# start of RAW DATA

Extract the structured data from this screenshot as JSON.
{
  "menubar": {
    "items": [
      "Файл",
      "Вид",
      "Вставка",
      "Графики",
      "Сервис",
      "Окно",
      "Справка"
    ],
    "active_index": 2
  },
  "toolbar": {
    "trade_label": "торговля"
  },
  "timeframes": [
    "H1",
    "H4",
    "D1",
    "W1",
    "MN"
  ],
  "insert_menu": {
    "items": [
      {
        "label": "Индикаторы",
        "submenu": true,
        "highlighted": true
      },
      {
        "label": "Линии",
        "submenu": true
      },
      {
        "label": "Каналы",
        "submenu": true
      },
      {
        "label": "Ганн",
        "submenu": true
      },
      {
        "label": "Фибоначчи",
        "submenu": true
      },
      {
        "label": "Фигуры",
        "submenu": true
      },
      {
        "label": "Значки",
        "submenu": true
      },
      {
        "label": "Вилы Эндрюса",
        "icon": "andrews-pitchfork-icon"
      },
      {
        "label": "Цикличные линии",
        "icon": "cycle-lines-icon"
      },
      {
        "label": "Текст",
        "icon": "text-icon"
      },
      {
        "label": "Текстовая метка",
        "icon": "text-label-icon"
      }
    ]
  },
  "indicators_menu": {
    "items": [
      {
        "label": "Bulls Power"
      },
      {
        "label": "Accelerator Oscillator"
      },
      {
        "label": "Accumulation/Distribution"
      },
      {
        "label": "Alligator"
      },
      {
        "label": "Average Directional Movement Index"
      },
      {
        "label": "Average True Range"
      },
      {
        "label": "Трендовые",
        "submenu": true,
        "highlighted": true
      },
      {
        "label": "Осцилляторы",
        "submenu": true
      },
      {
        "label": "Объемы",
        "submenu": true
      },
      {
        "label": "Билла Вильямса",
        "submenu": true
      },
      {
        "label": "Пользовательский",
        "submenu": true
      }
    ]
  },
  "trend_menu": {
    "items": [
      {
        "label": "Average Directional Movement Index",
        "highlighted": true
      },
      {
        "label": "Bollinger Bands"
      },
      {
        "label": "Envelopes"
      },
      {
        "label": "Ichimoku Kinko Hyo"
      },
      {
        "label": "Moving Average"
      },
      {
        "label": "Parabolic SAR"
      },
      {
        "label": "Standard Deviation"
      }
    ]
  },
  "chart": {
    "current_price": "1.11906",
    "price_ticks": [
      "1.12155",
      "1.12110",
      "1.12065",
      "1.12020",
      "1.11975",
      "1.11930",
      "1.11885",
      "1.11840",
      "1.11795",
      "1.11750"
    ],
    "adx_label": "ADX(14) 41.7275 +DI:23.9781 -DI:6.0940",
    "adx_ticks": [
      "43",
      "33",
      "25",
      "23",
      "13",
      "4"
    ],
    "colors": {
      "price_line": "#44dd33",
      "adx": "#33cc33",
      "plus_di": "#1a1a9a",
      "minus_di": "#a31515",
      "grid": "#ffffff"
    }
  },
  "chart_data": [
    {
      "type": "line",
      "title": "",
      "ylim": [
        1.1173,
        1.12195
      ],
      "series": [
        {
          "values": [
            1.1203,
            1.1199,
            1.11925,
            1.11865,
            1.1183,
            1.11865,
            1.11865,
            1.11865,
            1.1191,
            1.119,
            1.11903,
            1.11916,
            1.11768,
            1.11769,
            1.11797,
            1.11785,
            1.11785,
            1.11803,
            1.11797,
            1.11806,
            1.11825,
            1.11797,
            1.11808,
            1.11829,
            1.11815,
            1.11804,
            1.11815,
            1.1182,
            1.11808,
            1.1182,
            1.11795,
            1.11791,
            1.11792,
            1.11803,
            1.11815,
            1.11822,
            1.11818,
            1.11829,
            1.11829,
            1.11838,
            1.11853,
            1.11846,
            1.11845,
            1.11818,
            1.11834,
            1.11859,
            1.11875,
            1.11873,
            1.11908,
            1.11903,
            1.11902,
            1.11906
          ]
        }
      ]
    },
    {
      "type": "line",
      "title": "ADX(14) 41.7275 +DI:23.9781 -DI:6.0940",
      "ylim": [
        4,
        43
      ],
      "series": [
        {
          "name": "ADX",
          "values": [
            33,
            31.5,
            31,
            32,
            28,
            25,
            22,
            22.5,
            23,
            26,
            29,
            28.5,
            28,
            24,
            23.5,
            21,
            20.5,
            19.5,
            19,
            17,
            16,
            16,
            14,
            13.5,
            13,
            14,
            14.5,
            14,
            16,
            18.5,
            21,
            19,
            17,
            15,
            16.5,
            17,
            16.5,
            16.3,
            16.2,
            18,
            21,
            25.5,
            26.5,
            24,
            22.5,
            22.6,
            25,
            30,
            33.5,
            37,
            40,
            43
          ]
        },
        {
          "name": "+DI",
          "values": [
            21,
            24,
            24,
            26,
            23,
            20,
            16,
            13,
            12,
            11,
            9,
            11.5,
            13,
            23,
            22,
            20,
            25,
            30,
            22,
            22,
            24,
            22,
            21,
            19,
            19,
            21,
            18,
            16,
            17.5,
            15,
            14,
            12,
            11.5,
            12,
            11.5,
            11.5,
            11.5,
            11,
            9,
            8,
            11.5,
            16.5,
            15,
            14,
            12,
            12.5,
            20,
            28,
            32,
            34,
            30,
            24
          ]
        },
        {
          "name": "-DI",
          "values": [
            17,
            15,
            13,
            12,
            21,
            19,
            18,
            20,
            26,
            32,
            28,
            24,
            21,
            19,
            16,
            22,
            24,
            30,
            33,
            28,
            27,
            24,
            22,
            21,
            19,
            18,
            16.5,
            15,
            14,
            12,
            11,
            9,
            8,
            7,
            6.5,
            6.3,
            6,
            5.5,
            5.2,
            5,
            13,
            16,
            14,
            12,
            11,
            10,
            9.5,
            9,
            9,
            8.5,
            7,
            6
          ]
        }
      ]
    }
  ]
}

# end of RAW DATA

■ INSTRUCTIONS TO FOLLOW ■
Each record must be returned exactly as it is written.

■ RESPONSE TO THE TASK ■
Extract the structured data from this screenshot as JSON.
{
  "menubar": {
    "items": [
      "Файл",
      "Вид",
      "Вставка",
      "Графики",
      "Сервис",
      "Окно",
      "Справка"
    ],
    "active_index": 2
  },
  "toolbar": {
    "trade_label": "торговля"
  },
  "timeframes": [
    "H1",
    "H4",
    "D1",
    "W1",
    "MN"
  ],
  "insert_menu": {
    "items": [
      {
        "label": "Индикаторы",
        "submenu": true,
        "highlighted": true
      },
      {
        "label": "Линии",
        "submenu": true
      },
      {
        "label": "Каналы",
        "submenu": true
      },
      {
        "label": "Ганн",
        "submenu": true
      },
      {
        "label": "Фибоначчи",
        "submenu": true
      },
      {
        "label": "Фигуры",
        "submenu": true
      },
      {
        "label": "Значки",
        "submenu": true
      },
      {
        "label": "Вилы Эндрюса",
        "icon": "andrews-pitchfork-icon"
      },
      {
        "label": "Цикличные линии",
        "icon": "cycle-lines-icon"
      },
      {
        "label": "Текст",
        "icon": "text-icon"
      },
      {
        "label": "Текстовая метка",
        "icon": "text-label-icon"
      }
    ]
  },
  "indicators_menu": {
    "items": [
      {
        "label": "Bulls Power"
      },
      {
        "label": "Accelerator Oscillator"
      },
      {
        "label": "Accumulation/Distribution"
      },
      {
        "label": "Alligator"
      },
      {
        "label": "Average Directional Movement Index"
      },
      {
        "label": "Average True Range"
      },
      {
        "label": "Трендовые",
        "submenu": true,
        "highlighted": true
      },
      {
        "label": "Осцилляторы",
        "submenu": true
      },
      {
        "label": "Объемы",
        "submenu": true
      },
      {
        "label": "Билла Вильямса",
        "submenu": true
      },
      {
        "label": "Пользовательский",
        "submenu": true
      }
    ]
  },
  "trend_menu": {
    "items": [
      {
        "label": "Average Directional Movement Index",
        "highlighted": true
      },
      {
        "label": "Bollinger Bands"
      },
      {
        "label": "Envelopes"
      },
      {
        "label": "Ichimoku Kinko Hyo"
      },
      {
        "label": "Moving Average"
      },
      {
        "label": "Parabolic SAR"
      },
      {
        "label": "Standard Deviation"
      }
    ]
  },
  "chart": {
    "current_price": "1.11906",
    "price_ticks": [
      "1.12155",
      "1.12110",
      "1.12065",
      "1.12020",
      "1.11975",
      "1.11930",
      "1.11885",
      "1.11840",
      "1.11795",
      "1.11750"
    ],
    "adx_label": "ADX(14) 41.7275 +DI:23.9781 -DI:6.0940",
    "adx_ticks": [
      "43",
      "33",
      "25",
      "23",
      "13",
      "4"
    ],
    "colors": {
      "price_line": "#44dd33",
      "adx": "#33cc33",
      "plus_di": "#1a1a9a",
      "minus_di": "#a31515",
      "grid": "#ffffff"
    }
  },
  "chart_data": [
    {
      "type": "line",
      "title": "",
      "ylim": [
        1.1173,
        1.12195
      ],
      "series": [
        {
          "values": [
            1.1203,
            1.1199,
            1.11925,
            1.11865,
            1.1183,
            1.11865,
            1.11865,
            1.11865,
            1.1191,
            1.119,
            1.11903,
            1.11916,
            1.11768,
            1.11769,
            1.11797,
            1.11785,
            1.11785,
            1.11803,
            1.11797,
            1.11806,
            1.11825,
            1.11797,
            1.11808,
            1.11829,
            1.11815,
            1.11804,
            1.11815,
            1.1182,
            1.11808,
            1.1182,
            1.11795,
            1.11791,
            1.11792,
            1.11803,
            1.11815,
            1.11822,
            1.11818,
            1.11829,
            1.11829,
            1.11838,
            1.11853,
            1.11846,
            1.11845,
            1.11818,
            1.11834,
            1.11859,
            1.11875,
            1.11873,
            1.11908,
            1.11903,
            1.11902,
            1.11906
          ]
        }
      ]
    },
    {
      "type": "line",
      "title": "ADX(14) 41.7275 +DI:23.9781 -DI:6.0940",
      "ylim": [
        4,
        43
      ],
      "series": [
        {
          "name": "ADX",
          "values": [
            33,
            31.5,
            31,
            32,
            28,
            25,
            22,
            22.5,
            23,
            26,
            29,
            28.5,
            28,
            24,
            23.5,
            21,
            20.5,
            19.5,
            19,
            17,
            16,
            16,
            14,
            13.5,
            13,
            14,
            14.5,
            14,
            16,
            18.5,
            21,
            19,
            17,
            15,
            16.5,
            17,
            16.5,
            16.3,
            16.2,
            18,
            21,
            25.5,
            26.5,
            24,
            22.5,
            22.6,
            25,
            30,
            33.5,
            37,
            40,
            43
          ]
        },
        {
          "name": "+DI",
          "values": [
            21,
            24,
            24,
            26,
            23,
            20,
            16,
            13,
            12,
            11,
            9,
            11.5,
            13,
            23,
            22,
            20,
            25,
            30,
            22,
            22,
            24,
            22,
            21,
            19,
            19,
            21,
            18,
            16,
            17.5,
            15,
            14,
            12,
            11.5,
            12,
            11.5,
            11.5,
            11.5,
            11,
            9,
            8,
            11.5,
            16.5,
            15,
            14,
            12,
            12.5,
            20,
            28,
            32,
            34,
            30,
            24
          ]
        },
        {
          "name": "-DI",
          "values": [
            17,
            15,
            13,
            12,
            21,
            19,
            18,
            20,
            26,
            32,
            28,
            24,
            21,
            19,
            16,
            22,
            24,
            30,
            33,
            28,
            27,
            24,
            22,
            21,
            19,
            18,
            16.5,
            15,
            14,
            12,
            11,
            9,
            8,
            7,
            6.5,
            6.3,
            6,
            5.5,
            5.2,
            5,
            13,
            16,
            14,
            12,
            11,
            10,
            9.5,
            9,
            9,
            8.5,
            7,
            6
          ]
        }
      ]
    }
  ]
}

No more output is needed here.